-- Work request --
With pictures left out, copy exactly every line from the one containing "Extract all the data from this chart as JSON." through the end of the material.

-- Input for this task --
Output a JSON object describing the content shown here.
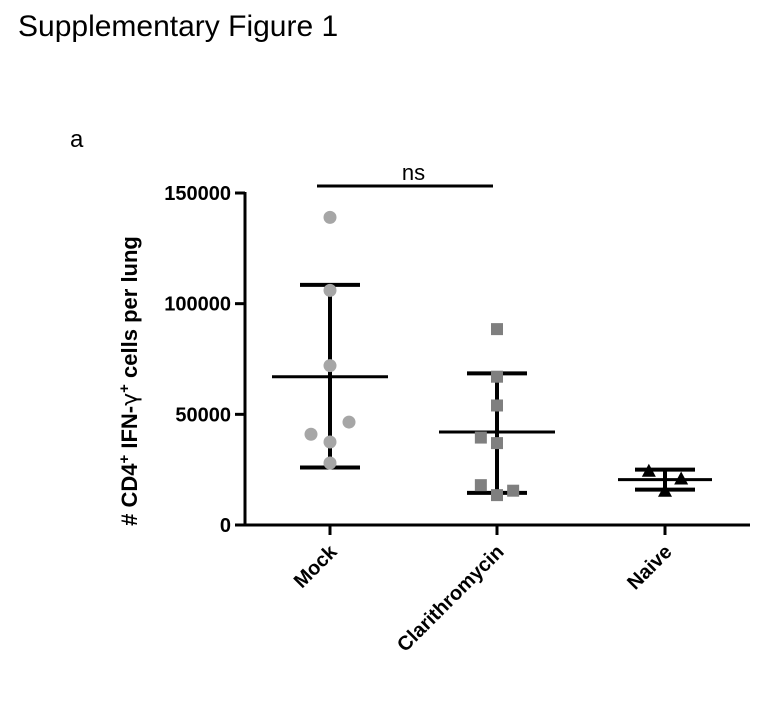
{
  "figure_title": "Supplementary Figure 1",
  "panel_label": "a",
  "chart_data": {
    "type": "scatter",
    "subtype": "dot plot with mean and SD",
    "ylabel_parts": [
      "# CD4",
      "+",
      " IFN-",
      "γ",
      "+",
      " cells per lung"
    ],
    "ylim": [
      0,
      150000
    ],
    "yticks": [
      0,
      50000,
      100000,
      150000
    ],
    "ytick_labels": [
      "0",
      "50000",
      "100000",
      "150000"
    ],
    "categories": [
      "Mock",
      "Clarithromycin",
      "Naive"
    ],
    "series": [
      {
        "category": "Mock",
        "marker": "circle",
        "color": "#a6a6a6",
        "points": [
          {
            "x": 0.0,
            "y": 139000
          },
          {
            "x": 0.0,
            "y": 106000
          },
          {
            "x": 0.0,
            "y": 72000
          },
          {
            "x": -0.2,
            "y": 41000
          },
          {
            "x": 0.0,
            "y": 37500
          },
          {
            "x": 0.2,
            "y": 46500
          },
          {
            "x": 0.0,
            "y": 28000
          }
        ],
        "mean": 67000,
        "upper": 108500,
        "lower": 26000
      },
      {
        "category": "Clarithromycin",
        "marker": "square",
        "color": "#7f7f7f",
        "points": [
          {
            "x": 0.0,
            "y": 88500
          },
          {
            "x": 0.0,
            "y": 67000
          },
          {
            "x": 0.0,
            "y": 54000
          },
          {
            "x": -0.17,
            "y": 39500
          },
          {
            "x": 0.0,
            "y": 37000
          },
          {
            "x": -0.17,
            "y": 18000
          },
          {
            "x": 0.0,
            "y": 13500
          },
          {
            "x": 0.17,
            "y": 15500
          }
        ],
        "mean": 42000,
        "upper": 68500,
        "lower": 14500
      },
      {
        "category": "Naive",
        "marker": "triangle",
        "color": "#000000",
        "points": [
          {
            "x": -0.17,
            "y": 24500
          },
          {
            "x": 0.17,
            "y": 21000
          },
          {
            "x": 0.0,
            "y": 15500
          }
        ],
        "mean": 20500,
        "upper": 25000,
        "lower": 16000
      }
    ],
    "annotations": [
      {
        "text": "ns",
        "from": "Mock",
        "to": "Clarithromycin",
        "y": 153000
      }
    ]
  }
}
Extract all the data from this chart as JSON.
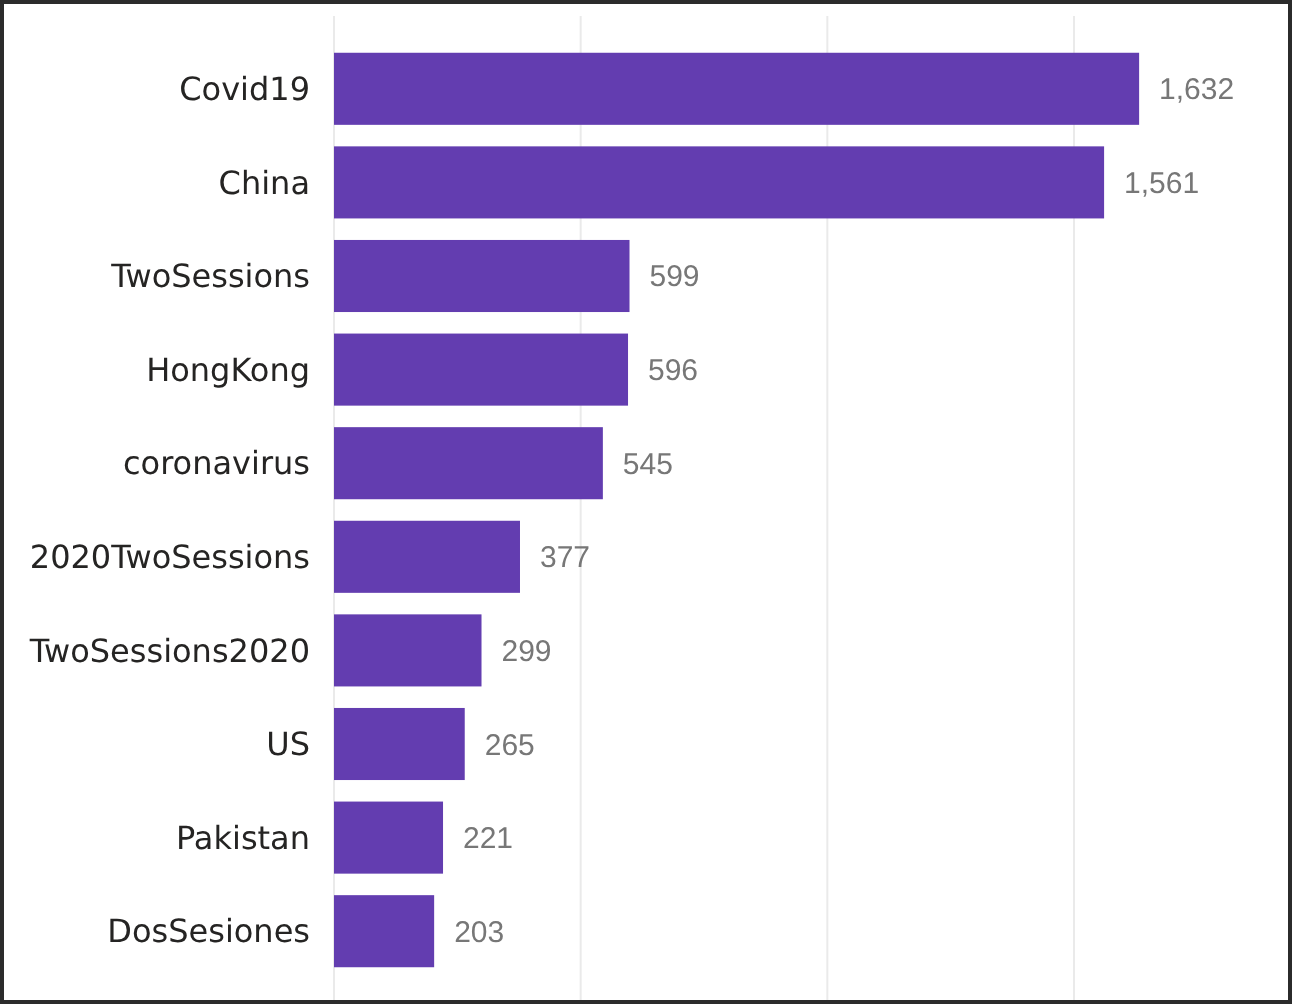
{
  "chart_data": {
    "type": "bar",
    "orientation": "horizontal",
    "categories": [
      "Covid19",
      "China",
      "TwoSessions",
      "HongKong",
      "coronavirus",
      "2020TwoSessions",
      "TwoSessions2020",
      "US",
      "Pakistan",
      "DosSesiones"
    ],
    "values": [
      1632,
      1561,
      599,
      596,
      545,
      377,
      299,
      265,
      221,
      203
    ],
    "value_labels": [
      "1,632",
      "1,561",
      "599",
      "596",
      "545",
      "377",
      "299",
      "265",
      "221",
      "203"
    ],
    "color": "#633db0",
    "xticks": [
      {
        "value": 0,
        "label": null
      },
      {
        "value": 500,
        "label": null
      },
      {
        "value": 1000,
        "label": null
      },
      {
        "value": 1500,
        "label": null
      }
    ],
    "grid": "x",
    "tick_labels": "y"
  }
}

-- Answer for this exercise --
Extract all the data from this chart as JSON.
{
  "chart_data": {
    "type": "bar",
    "orientation": "horizontal",
    "categories": [
      "Covid19",
      "China",
      "TwoSessions",
      "HongKong",
      "coronavirus",
      "2020TwoSessions",
      "TwoSessions2020",
      "US",
      "Pakistan",
      "DosSesiones"
    ],
    "values": [
      1632,
      1561,
      599,
      596,
      545,
      377,
      299,
      265,
      221,
      203
    ],
    "value_labels": [
      "1,632",
      "1,561",
      "599",
      "596",
      "545",
      "377",
      "299",
      "265",
      "221",
      "203"
    ],
    "color": "#633db0",
    "xticks": [
      {
        "value": 0,
        "label": null
      },
      {
        "value": 500,
        "label": null
      },
      {
        "value": 1000,
        "label": null
      },
      {
        "value": 1500,
        "label": null
      }
    ],
    "grid": "x",
    "tick_labels": "y"
  }
}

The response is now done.